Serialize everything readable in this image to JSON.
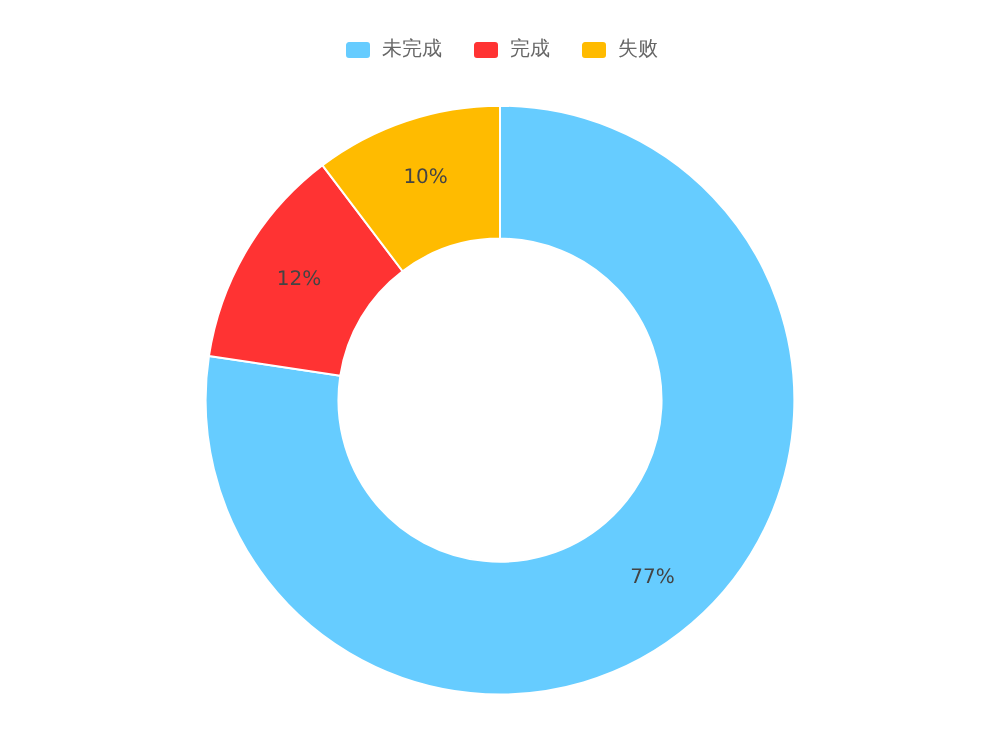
{
  "chart_data": {
    "type": "donut",
    "categories": [
      "未完成",
      "完成",
      "失败"
    ],
    "values": [
      77.4,
      12.3,
      10.3
    ],
    "colors": [
      "#66ccff",
      "#ff3333",
      "#ffbb00"
    ],
    "value_labels": [
      "77%",
      "12%",
      "10%"
    ],
    "legend": "top"
  }
}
■ ■ ■
TASK INSTRUCTIONS:
Write out the material above once more, exactly as it reads, with no pictures.

WRITTEN SOLUTION:
Serialize everything readable in this image to JSON.
{
  "chart_data": {
    "type": "donut",
    "categories": [
      "未完成",
      "完成",
      "失败"
    ],
    "values": [
      77.4,
      12.3,
      10.3
    ],
    "colors": [
      "#66ccff",
      "#ff3333",
      "#ffbb00"
    ],
    "value_labels": [
      "77%",
      "12%",
      "10%"
    ],
    "legend": "top"
  }
}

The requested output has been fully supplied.